### AIM
Copy out exactly each line from the line with "Give me the" through the last line of the material below.

□ □ □ □ □

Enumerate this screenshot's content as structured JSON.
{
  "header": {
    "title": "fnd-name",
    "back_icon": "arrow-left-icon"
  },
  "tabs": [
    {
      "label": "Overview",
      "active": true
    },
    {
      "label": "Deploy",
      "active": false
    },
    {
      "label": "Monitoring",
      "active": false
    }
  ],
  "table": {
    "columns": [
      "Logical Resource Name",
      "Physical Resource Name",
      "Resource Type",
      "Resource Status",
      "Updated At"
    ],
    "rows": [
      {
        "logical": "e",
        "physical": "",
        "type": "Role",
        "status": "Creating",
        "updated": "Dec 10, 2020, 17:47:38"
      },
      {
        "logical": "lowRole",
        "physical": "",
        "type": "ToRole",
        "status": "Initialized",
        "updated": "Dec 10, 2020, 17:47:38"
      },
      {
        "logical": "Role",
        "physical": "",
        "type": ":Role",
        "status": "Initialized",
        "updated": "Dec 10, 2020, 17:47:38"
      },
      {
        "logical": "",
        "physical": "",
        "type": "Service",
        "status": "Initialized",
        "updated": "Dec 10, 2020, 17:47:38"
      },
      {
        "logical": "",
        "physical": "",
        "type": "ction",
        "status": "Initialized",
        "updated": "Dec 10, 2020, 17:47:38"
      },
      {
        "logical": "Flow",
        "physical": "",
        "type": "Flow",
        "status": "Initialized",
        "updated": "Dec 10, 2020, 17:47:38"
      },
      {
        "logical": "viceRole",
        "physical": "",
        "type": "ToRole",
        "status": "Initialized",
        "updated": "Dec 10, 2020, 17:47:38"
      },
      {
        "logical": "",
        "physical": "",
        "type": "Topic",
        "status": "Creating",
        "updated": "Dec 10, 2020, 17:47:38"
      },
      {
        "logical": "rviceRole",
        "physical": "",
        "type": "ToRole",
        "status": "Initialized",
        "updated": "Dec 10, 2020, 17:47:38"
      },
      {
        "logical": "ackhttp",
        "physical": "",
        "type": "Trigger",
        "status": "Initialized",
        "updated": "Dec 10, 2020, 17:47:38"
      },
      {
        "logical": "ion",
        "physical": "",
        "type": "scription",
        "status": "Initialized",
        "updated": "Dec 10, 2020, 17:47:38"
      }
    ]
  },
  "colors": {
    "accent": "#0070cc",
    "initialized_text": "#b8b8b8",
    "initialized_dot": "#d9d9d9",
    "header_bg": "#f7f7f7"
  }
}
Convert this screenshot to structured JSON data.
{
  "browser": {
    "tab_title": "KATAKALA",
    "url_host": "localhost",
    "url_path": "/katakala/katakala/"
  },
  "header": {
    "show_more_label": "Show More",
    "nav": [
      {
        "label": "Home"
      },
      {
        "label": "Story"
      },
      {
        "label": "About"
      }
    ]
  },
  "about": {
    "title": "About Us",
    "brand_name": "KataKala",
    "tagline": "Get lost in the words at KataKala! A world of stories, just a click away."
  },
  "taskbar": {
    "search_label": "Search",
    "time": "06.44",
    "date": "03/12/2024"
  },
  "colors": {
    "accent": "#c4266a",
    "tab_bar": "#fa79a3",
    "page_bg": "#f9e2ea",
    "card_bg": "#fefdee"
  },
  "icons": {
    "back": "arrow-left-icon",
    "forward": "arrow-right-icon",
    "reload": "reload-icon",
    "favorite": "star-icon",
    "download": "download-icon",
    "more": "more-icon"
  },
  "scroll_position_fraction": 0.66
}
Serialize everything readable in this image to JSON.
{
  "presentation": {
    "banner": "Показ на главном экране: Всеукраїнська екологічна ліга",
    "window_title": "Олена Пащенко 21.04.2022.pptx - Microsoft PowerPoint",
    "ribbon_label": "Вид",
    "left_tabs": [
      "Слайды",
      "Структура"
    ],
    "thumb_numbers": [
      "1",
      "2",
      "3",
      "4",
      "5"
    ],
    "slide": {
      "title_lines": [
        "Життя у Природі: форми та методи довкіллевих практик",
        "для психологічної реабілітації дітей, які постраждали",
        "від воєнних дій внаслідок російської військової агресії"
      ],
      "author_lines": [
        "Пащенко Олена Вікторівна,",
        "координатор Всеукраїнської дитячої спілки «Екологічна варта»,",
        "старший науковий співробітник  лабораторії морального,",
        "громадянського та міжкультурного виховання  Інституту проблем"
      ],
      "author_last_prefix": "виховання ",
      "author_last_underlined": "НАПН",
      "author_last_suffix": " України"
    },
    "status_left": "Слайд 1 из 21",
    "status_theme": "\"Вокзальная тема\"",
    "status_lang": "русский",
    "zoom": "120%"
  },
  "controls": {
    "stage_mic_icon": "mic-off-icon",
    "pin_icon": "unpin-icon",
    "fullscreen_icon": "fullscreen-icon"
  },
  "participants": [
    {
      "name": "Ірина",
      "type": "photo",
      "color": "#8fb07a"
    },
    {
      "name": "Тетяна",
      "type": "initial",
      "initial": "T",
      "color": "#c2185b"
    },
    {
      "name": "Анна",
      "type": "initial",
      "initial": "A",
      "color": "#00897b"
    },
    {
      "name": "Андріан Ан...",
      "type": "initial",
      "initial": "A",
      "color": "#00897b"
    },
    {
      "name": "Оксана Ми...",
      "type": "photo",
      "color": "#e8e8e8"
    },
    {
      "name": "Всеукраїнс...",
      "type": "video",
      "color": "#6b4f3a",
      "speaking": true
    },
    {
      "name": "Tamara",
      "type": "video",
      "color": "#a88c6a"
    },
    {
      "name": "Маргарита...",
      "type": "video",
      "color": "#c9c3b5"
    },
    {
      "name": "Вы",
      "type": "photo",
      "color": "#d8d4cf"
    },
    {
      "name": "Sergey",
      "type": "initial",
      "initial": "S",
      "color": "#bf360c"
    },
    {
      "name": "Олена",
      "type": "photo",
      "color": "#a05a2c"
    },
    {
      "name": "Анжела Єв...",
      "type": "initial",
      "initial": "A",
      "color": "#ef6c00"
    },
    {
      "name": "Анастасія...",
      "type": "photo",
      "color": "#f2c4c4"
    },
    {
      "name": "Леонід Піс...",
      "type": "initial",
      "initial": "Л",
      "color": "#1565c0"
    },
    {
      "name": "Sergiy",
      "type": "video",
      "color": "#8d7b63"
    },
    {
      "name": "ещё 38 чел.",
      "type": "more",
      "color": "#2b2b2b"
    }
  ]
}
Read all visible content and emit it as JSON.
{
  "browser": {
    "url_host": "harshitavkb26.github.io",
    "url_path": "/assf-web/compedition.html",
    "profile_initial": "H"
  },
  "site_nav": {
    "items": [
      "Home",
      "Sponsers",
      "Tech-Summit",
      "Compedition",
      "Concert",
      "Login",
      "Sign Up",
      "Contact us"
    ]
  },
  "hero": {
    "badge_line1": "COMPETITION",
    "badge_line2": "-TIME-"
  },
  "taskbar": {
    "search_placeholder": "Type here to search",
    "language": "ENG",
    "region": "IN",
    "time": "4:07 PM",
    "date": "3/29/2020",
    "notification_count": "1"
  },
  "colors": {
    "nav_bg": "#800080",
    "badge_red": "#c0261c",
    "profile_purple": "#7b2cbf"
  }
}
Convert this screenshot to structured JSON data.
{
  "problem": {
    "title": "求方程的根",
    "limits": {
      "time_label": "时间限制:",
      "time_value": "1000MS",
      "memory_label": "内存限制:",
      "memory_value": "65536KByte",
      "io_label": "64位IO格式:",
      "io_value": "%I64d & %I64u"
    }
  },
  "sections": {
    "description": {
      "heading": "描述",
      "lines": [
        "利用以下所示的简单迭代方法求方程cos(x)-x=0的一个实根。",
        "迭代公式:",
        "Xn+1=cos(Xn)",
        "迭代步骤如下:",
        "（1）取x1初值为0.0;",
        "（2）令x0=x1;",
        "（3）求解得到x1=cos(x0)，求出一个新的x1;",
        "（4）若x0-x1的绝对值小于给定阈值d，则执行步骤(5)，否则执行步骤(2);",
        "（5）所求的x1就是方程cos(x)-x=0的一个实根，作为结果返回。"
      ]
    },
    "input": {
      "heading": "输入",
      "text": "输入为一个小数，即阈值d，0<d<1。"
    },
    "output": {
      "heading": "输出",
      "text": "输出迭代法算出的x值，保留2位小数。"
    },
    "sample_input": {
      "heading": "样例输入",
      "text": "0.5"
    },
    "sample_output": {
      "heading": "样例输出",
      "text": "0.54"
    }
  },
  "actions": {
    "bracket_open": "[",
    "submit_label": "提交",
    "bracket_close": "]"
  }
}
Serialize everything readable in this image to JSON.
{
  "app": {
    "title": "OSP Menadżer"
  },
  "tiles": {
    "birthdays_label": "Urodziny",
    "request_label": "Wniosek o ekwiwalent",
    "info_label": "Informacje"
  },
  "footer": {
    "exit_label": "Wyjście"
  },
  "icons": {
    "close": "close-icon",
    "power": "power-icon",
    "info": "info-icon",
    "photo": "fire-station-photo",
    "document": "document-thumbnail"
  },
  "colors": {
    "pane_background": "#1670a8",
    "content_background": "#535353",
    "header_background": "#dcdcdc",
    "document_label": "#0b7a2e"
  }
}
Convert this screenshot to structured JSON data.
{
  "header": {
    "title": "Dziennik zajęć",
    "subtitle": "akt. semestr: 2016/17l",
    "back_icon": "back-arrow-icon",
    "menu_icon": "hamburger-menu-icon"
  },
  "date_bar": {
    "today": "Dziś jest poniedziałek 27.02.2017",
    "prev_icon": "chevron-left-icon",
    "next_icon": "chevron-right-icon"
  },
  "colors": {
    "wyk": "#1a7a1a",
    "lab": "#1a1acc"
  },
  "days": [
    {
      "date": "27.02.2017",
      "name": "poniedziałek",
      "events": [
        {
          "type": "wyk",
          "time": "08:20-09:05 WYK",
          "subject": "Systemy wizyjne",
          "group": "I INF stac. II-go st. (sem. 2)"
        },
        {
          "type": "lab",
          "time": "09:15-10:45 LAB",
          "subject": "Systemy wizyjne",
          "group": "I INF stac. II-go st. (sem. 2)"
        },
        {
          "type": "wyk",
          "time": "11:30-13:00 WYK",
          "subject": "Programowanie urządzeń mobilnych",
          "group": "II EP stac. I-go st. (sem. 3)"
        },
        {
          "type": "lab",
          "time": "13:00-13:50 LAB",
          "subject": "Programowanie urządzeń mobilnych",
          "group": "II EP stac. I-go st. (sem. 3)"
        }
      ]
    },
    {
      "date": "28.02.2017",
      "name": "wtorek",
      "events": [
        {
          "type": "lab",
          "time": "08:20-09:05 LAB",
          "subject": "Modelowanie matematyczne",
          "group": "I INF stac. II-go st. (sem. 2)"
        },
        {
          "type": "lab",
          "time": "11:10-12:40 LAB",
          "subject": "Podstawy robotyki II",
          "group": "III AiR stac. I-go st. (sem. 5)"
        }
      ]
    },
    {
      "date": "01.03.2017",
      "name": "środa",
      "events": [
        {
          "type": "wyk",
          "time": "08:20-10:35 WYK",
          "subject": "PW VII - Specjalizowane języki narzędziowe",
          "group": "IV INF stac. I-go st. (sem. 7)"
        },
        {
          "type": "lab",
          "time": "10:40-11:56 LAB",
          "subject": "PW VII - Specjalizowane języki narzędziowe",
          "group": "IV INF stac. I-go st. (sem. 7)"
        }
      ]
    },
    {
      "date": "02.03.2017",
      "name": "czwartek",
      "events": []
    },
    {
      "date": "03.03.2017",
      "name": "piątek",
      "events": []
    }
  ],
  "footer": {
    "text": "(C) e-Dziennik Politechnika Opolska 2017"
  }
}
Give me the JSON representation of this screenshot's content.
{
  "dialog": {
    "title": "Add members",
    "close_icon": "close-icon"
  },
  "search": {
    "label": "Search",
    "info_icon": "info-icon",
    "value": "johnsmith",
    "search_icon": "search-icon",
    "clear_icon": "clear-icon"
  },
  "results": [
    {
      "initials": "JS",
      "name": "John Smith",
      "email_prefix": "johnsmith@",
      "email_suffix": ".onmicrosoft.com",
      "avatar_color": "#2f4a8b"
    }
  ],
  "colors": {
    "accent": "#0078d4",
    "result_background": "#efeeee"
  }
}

□ □ □ □ □

### EXPECTED ANSWER
Give me the JSON representation of this screenshot's content.
{
  "dialog": {
    "title": "Add members",
    "close_icon": "close-icon"
  },
  "search": {
    "label": "Search",
    "info_icon": "info-icon",
    "value": "johnsmith",
    "search_icon": "search-icon",
    "clear_icon": "clear-icon"
  },
  "results": [
    {
      "initials": "JS",
      "name": "John Smith",
      "email_prefix": "johnsmith@",
      "email_suffix": ".onmicrosoft.com",
      "avatar_color": "#2f4a8b"
    }
  ],
  "colors": {
    "accent": "#0078d4",
    "result_background": "#efeeee"
  }
}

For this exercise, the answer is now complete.